Task: In the records below, find each line containing the word "允许采用标准" and copy it.

Records from a collection
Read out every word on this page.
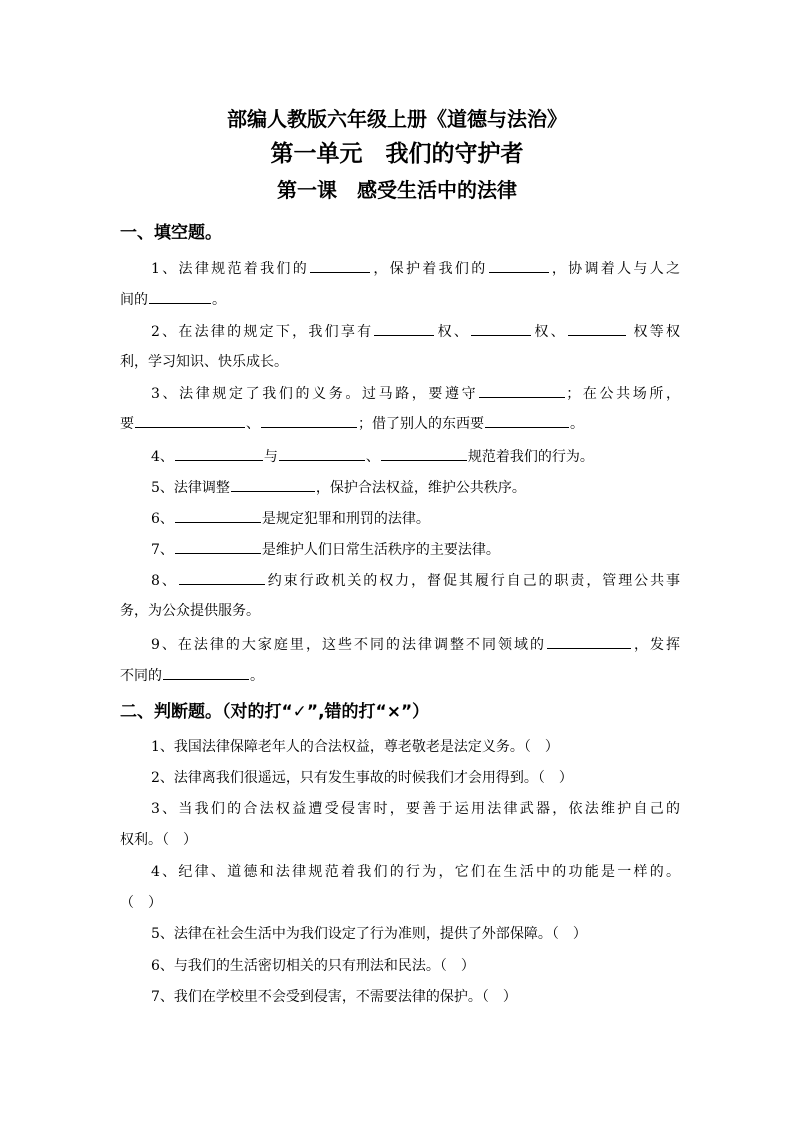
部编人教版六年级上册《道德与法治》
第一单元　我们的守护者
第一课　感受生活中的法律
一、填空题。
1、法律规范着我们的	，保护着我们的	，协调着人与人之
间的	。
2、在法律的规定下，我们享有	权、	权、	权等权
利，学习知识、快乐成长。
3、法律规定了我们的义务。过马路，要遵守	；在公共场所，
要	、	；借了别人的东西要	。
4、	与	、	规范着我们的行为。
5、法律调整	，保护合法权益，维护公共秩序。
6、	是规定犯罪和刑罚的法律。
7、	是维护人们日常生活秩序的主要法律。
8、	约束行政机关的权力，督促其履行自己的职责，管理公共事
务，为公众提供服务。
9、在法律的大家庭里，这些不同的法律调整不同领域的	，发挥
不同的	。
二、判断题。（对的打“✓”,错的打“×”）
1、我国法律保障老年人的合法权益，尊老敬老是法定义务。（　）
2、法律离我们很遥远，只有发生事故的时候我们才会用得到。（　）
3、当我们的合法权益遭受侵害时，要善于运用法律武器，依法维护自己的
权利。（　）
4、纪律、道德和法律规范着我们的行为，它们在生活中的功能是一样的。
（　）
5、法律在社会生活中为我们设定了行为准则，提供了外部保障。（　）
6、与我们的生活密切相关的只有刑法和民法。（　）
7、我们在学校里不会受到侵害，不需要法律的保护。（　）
--
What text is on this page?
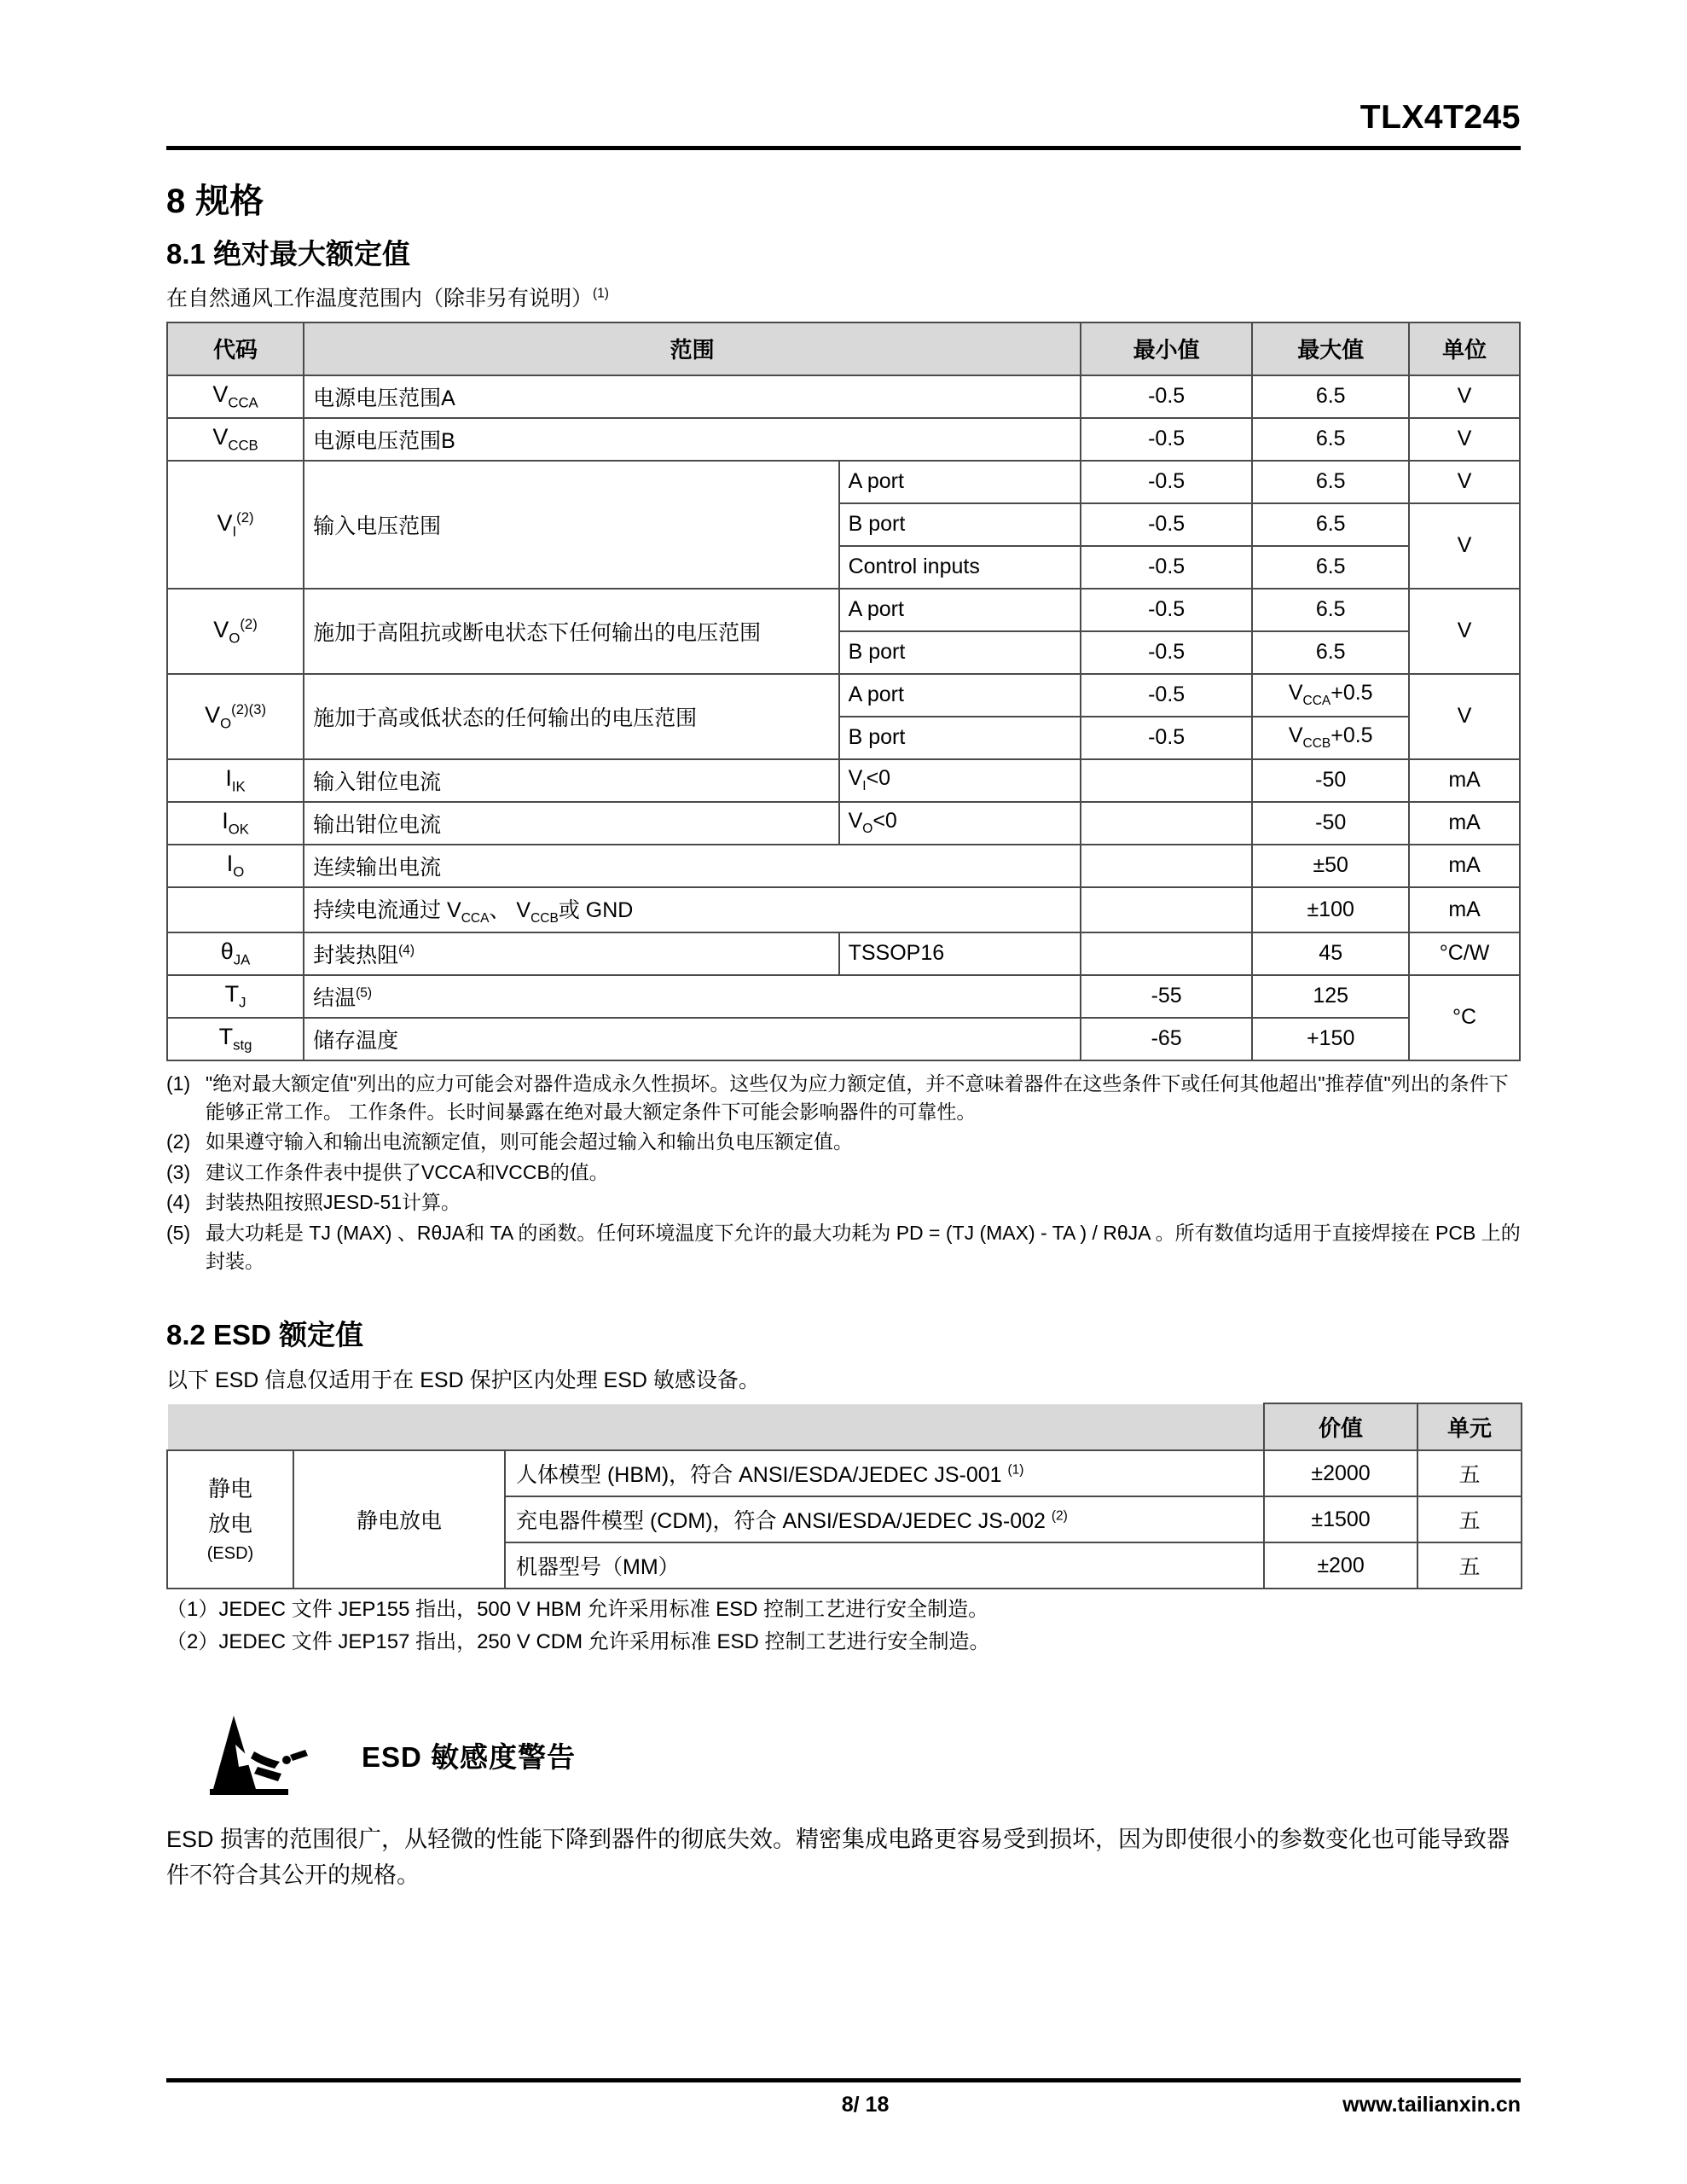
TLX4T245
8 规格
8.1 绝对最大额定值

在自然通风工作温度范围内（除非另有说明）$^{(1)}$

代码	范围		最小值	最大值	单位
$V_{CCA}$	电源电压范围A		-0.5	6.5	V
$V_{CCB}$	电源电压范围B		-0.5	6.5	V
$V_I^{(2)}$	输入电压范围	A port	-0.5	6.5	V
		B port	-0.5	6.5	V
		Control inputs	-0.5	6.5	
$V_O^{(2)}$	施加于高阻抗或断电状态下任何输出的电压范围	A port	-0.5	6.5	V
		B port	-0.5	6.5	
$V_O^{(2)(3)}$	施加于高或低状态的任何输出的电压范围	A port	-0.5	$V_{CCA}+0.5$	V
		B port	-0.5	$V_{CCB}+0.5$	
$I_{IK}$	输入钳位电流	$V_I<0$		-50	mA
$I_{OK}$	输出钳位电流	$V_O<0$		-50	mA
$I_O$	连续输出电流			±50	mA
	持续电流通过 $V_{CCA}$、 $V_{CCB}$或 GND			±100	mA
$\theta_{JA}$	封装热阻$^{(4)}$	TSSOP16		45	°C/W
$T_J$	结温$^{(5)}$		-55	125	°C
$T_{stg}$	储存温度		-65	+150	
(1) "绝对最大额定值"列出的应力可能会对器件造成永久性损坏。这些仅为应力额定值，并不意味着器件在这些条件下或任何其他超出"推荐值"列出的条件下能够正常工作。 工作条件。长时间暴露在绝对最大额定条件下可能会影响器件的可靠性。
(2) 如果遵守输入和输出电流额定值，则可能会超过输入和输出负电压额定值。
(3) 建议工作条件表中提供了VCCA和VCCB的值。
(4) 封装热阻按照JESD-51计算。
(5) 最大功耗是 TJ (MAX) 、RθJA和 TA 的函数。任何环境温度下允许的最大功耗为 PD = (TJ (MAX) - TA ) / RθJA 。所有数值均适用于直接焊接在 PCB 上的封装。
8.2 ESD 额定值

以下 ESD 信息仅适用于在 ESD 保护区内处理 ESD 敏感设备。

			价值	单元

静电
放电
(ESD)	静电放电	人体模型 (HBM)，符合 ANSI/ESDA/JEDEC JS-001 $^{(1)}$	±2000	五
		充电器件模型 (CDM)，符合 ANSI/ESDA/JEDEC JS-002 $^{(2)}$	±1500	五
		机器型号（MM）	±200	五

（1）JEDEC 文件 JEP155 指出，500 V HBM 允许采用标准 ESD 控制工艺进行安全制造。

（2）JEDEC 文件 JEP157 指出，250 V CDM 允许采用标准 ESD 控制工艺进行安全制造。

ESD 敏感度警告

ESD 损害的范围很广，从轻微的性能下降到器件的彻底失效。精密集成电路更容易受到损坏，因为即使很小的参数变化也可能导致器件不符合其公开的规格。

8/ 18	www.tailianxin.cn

The result:
（1）JEDEC 文件 JEP155 指出，500 V HBM 允许采用标准 ESD 控制工艺进行安全制造。
（2）JEDEC 文件 JEP157 指出，250 V CDM 允许采用标准 ESD 控制工艺进行安全制造。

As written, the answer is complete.